INPUT RECORDS:
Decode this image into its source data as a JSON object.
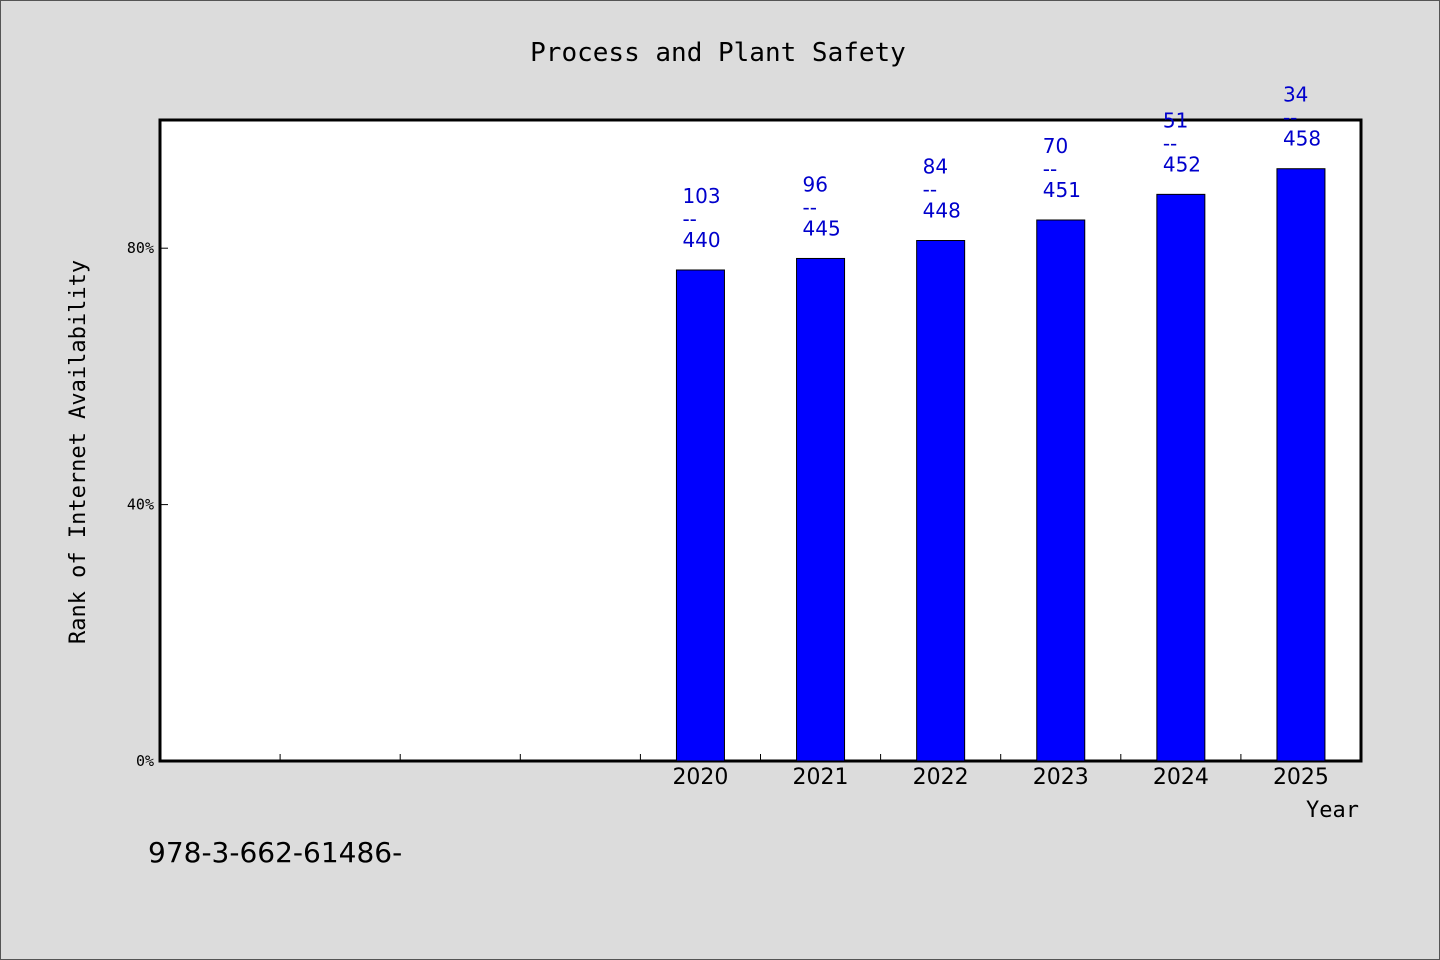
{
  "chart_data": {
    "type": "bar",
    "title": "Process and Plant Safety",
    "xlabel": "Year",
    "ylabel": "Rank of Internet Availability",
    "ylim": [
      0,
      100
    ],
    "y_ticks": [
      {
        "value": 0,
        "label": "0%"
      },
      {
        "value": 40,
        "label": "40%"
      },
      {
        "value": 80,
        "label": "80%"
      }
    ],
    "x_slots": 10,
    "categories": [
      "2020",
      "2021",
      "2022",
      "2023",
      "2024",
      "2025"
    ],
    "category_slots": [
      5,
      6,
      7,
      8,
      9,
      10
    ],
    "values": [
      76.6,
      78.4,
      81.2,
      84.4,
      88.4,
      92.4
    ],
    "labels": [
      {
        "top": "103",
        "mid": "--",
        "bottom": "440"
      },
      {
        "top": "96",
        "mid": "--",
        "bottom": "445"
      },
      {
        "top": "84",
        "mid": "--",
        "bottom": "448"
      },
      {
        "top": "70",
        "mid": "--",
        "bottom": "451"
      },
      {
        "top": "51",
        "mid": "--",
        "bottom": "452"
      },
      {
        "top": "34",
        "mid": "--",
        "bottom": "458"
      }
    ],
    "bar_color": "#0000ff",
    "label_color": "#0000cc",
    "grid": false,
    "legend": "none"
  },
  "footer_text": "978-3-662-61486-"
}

TO BE DONE: Count the lines that hold the string "bottom", and reply with that number alone.

EXERCISE SOLUTION: 6